§ **EXERCISE PROMPT**:
Below are the records; collect from them each line containing the string "JSON".

■ ■ ■ ■ ■

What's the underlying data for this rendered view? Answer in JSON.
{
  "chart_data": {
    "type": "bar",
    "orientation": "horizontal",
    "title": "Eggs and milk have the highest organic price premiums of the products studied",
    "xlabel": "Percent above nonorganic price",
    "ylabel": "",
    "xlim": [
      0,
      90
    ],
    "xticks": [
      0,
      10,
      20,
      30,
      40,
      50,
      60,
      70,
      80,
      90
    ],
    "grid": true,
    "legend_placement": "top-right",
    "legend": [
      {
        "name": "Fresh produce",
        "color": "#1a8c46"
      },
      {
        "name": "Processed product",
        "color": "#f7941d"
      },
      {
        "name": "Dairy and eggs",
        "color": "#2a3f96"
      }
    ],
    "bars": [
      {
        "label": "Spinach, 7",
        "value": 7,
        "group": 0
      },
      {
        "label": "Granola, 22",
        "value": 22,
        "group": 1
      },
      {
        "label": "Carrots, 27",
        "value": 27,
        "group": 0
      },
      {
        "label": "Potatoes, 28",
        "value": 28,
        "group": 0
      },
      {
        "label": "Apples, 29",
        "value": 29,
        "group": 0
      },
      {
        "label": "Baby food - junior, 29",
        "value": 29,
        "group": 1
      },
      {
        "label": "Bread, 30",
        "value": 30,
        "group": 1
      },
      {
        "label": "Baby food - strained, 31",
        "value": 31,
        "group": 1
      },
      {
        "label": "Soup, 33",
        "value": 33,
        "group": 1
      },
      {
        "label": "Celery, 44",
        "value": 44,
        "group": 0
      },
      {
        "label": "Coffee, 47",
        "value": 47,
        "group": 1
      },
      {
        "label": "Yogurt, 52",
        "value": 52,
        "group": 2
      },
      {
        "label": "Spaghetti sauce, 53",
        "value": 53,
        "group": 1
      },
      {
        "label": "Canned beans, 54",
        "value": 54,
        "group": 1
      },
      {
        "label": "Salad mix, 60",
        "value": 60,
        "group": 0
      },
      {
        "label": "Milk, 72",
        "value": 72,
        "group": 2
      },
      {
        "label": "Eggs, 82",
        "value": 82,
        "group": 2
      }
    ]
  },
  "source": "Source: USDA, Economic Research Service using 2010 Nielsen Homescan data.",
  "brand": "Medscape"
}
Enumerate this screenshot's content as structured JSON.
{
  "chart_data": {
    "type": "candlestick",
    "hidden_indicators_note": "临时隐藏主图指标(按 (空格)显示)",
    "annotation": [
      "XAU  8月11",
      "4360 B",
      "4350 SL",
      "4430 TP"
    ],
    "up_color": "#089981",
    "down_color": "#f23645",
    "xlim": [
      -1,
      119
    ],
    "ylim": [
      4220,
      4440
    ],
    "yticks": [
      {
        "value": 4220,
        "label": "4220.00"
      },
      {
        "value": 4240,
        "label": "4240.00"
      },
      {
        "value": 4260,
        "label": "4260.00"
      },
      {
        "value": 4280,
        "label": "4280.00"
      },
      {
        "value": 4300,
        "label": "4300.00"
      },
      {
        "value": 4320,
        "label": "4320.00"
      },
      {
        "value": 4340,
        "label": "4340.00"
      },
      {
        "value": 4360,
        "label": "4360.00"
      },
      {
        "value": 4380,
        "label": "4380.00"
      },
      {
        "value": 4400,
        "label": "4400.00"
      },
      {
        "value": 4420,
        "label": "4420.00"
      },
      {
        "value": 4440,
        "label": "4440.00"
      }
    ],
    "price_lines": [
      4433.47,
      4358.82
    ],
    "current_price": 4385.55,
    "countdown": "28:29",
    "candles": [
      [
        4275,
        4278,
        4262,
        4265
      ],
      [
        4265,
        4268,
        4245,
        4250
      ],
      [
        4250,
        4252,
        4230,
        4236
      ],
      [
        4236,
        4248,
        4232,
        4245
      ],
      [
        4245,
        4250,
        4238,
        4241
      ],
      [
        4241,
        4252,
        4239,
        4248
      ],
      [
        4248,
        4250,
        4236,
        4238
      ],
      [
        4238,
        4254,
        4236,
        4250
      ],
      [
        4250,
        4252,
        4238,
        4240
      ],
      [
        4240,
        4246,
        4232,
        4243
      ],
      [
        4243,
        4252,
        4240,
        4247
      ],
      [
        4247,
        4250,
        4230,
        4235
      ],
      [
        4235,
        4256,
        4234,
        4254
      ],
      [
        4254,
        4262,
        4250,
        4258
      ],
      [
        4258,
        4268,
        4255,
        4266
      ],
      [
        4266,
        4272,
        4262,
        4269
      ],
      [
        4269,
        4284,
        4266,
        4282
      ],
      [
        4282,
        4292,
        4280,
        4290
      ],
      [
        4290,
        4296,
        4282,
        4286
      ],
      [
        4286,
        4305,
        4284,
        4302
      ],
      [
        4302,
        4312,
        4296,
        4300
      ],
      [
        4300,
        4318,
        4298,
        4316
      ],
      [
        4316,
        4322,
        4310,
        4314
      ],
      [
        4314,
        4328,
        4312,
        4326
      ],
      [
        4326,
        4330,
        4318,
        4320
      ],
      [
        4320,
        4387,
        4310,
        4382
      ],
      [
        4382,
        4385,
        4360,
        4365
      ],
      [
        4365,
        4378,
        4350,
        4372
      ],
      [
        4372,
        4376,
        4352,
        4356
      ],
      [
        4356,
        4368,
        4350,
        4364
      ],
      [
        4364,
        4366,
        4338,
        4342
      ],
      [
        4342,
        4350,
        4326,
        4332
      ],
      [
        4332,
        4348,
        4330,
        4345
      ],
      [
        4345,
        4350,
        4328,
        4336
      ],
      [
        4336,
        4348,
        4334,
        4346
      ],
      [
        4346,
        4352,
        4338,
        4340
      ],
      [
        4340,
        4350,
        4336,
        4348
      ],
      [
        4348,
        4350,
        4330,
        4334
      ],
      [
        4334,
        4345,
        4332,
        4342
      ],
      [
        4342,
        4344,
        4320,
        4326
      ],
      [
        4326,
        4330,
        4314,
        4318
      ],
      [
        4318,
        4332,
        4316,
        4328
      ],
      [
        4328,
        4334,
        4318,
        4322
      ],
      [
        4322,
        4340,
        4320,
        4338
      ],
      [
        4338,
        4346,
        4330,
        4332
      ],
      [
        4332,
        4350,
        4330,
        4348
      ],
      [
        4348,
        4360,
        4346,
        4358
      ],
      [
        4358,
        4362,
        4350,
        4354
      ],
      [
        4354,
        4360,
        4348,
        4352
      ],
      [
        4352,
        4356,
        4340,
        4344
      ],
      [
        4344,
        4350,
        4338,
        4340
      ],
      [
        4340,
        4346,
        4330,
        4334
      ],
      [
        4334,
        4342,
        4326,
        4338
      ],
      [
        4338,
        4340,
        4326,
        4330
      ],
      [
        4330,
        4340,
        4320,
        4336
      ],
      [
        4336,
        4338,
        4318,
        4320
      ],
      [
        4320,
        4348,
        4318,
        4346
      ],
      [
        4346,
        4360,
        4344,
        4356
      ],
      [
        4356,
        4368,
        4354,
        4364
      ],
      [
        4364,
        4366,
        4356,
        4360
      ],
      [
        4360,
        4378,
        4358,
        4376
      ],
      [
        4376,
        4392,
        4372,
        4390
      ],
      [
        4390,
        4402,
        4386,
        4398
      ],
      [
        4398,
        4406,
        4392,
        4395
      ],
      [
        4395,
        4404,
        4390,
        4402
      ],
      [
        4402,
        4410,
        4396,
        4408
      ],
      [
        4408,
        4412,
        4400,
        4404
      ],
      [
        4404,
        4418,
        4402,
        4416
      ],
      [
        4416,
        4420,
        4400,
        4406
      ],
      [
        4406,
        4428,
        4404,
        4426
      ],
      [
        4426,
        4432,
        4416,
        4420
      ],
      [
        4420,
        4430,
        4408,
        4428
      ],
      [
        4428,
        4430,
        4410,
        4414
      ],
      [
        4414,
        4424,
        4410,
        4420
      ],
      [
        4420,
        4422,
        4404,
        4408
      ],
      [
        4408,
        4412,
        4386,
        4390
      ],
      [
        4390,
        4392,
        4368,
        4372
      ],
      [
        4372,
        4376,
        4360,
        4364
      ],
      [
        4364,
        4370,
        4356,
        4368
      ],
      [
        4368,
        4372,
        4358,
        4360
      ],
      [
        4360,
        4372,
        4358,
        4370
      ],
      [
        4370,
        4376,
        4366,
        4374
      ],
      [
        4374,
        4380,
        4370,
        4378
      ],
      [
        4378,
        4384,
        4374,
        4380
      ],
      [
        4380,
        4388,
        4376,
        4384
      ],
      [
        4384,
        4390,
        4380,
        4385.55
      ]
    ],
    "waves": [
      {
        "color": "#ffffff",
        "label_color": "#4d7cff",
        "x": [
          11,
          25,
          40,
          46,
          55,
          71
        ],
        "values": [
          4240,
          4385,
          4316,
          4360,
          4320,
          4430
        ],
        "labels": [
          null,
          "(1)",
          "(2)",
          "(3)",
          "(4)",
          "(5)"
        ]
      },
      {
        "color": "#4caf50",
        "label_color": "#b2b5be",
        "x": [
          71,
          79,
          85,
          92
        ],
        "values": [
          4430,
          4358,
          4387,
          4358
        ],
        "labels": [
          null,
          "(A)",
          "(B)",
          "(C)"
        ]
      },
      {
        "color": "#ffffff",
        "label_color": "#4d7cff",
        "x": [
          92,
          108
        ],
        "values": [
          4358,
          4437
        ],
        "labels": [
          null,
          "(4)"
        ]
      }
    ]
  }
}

■ ■ ■ ■ ■

§ **ANSWER FOR THIS EXERCISE**:
What's the underlying data for this rendered view? Answer in JSON.
Enumerate this screenshot's content as structured JSON.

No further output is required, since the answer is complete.